- Data entries:
- - -

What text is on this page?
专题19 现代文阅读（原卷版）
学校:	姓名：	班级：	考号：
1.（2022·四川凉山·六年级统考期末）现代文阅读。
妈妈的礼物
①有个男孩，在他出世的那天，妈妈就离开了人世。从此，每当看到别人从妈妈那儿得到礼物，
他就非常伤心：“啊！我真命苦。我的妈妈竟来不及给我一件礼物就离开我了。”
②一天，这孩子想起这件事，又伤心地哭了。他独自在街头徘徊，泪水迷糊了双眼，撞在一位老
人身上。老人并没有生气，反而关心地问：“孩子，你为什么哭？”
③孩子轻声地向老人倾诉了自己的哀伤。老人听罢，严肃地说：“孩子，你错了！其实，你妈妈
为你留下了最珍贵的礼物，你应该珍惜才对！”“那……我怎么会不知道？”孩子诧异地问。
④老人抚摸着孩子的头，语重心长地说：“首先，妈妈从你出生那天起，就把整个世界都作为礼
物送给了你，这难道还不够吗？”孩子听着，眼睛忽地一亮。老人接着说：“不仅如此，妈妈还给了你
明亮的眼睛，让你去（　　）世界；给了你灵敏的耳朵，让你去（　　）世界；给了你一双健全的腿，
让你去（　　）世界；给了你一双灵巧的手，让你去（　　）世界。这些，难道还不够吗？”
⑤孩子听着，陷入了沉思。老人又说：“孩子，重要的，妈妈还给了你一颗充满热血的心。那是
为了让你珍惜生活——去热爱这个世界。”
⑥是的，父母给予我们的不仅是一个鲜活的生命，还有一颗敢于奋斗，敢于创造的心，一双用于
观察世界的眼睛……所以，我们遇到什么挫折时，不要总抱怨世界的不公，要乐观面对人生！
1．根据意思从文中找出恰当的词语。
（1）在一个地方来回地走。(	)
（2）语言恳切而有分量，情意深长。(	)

- - -

- TASK INSTRUCTIONS:
Copy each line of the data exactly, leaving nothing out.

- OUTPUT FOR THIS TASK:
What text is on this page?
专题19 现代文阅读（原卷版）
学校:	姓名：	班级：	考号：
1.（2022·四川凉山·六年级统考期末）现代文阅读。
妈妈的礼物
①有个男孩，在他出世的那天，妈妈就离开了人世。从此，每当看到别人从妈妈那儿得到礼物，
他就非常伤心：“啊！我真命苦。我的妈妈竟来不及给我一件礼物就离开我了。”
②一天，这孩子想起这件事，又伤心地哭了。他独自在街头徘徊，泪水迷糊了双眼，撞在一位老
人身上。老人并没有生气，反而关心地问：“孩子，你为什么哭？”
③孩子轻声地向老人倾诉了自己的哀伤。老人听罢，严肃地说：“孩子，你错了！其实，你妈妈
为你留下了最珍贵的礼物，你应该珍惜才对！”“那……我怎么会不知道？”孩子诧异地问。
④老人抚摸着孩子的头，语重心长地说：“首先，妈妈从你出生那天起，就把整个世界都作为礼
物送给了你，这难道还不够吗？”孩子听着，眼睛忽地一亮。老人接着说：“不仅如此，妈妈还给了你
明亮的眼睛，让你去（　　）世界；给了你灵敏的耳朵，让你去（　　）世界；给了你一双健全的腿，
让你去（　　）世界；给了你一双灵巧的手，让你去（　　）世界。这些，难道还不够吗？”
⑤孩子听着，陷入了沉思。老人又说：“孩子，重要的，妈妈还给了你一颗充满热血的心。那是
为了让你珍惜生活——去热爱这个世界。”
⑥是的，父母给予我们的不仅是一个鲜活的生命，还有一颗敢于奋斗，敢于创造的心，一双用于
观察世界的眼睛……所以，我们遇到什么挫折时，不要总抱怨世界的不公，要乐观面对人生！
1．根据意思从文中找出恰当的词语。
（1）在一个地方来回地走。(	)
（2）语言恳切而有分量，情意深长。(	)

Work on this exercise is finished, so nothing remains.